_WHAT IS BEING ASKED_
From the material below, repeat everything from the line containing "What elements are" down to the line containing "paragraph-martha: Martha is", both of those lines included. Leave out the pictures.

_DATA LISTING_
Start

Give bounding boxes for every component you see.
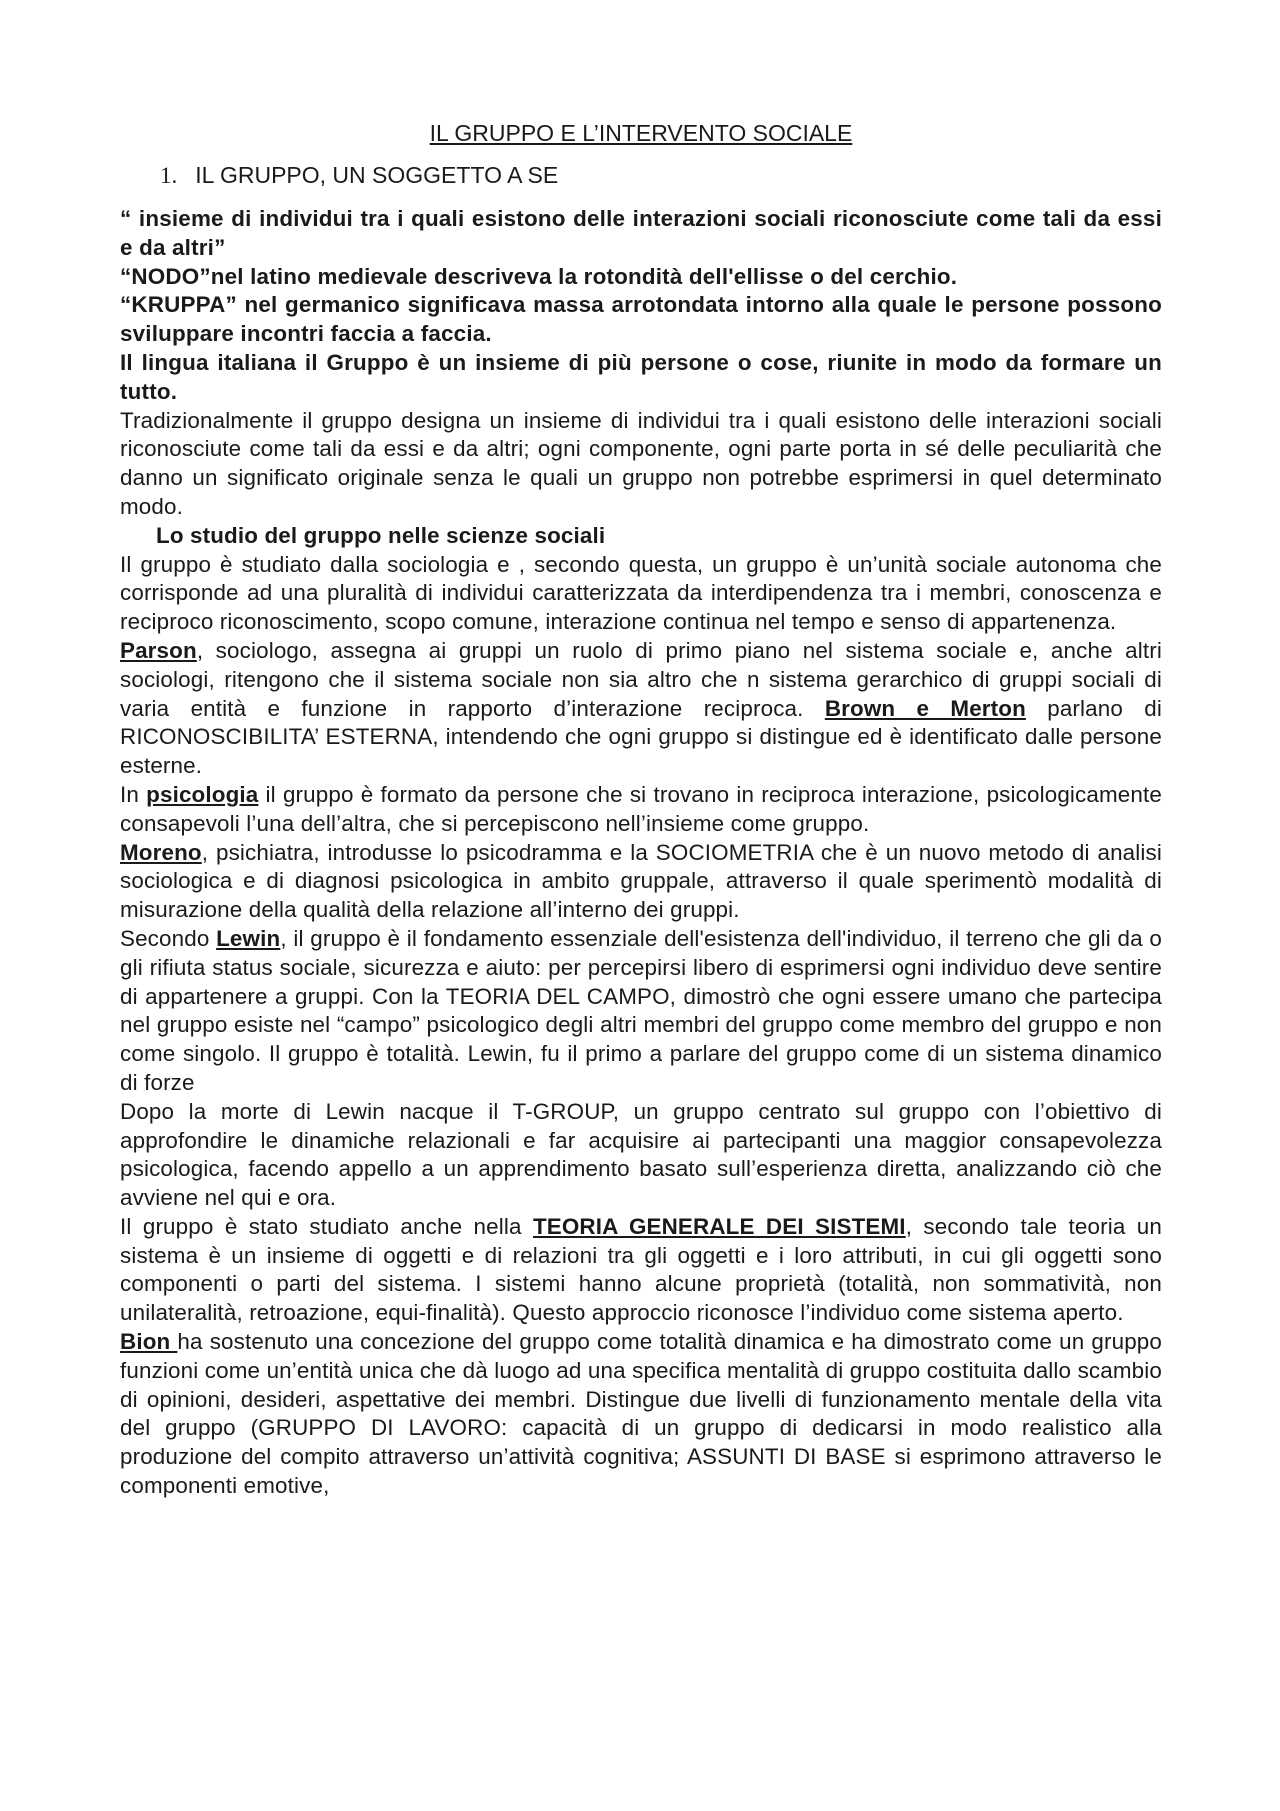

End
Start

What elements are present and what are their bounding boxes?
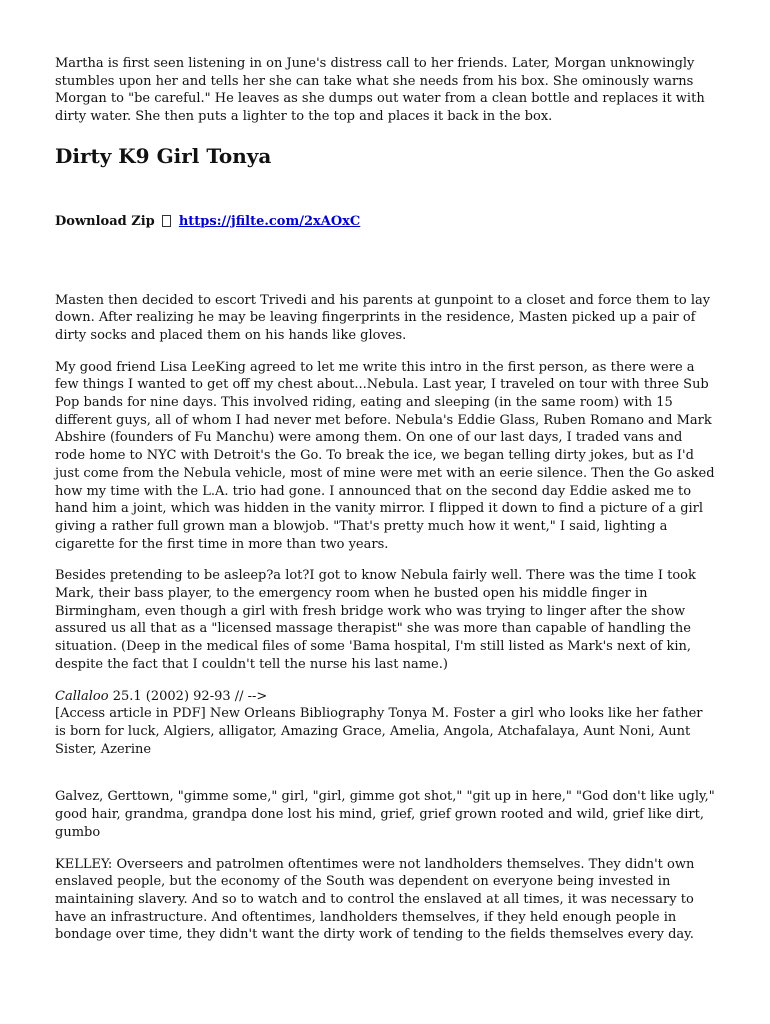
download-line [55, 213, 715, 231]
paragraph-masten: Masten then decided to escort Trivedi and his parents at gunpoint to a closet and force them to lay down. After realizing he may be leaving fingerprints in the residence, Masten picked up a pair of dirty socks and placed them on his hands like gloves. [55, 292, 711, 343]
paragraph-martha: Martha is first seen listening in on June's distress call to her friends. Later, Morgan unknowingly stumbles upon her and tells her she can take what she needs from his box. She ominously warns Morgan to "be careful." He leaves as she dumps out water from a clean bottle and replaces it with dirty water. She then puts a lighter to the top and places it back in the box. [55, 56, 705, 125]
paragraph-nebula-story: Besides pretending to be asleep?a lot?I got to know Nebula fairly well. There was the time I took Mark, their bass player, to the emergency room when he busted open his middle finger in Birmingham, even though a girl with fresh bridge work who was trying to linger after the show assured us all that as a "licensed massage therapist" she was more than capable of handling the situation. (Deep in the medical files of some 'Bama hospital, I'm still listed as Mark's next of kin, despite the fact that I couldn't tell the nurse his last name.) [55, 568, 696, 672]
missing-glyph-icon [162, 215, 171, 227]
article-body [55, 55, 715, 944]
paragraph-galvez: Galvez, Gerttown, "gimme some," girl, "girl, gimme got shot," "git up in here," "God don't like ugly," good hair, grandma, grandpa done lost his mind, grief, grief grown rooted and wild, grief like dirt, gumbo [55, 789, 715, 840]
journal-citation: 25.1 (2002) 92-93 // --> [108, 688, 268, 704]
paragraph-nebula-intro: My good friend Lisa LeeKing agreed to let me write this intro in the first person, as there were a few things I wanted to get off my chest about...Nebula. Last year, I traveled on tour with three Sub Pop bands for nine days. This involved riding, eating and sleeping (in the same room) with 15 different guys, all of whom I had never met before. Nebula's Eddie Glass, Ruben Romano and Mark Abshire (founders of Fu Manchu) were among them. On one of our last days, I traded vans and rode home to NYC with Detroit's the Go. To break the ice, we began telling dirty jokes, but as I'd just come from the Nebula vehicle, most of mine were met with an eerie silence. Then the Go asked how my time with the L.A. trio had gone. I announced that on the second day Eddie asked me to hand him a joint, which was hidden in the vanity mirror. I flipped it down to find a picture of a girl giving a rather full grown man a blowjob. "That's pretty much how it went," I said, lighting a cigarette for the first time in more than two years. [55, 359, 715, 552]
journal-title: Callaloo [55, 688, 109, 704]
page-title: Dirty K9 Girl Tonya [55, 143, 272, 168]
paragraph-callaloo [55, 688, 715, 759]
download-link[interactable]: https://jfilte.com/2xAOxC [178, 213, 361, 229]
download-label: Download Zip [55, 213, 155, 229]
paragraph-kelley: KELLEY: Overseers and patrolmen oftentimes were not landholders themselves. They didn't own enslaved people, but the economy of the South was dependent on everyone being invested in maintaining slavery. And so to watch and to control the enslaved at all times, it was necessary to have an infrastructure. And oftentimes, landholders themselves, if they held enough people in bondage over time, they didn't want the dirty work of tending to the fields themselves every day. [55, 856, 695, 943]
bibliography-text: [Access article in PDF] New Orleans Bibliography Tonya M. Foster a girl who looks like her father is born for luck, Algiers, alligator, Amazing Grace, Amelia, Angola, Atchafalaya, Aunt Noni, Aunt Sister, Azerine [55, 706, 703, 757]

End

_WORKED SOLUTION_
What elements are present and what are their bounding boxes?
download-line [55, 213, 715, 231]
paragraph-masten: Masten then decided to escort Trivedi and his parents at gunpoint to a closet and force them to lay down. After realizing he may be leaving fingerprints in the residence, Masten picked up a pair of dirty socks and placed them on his hands like gloves. [55, 292, 711, 343]
paragraph-martha: Martha is first seen listening in on June's distress call to her friends. Later, Morgan unknowingly stumbles upon her and tells her she can take what she needs from his box. She ominously warns Morgan to "be careful." He leaves as she dumps out water from a clean bottle and replaces it with dirty water. She then puts a lighter to the top and places it back in the box. [55, 56, 705, 125]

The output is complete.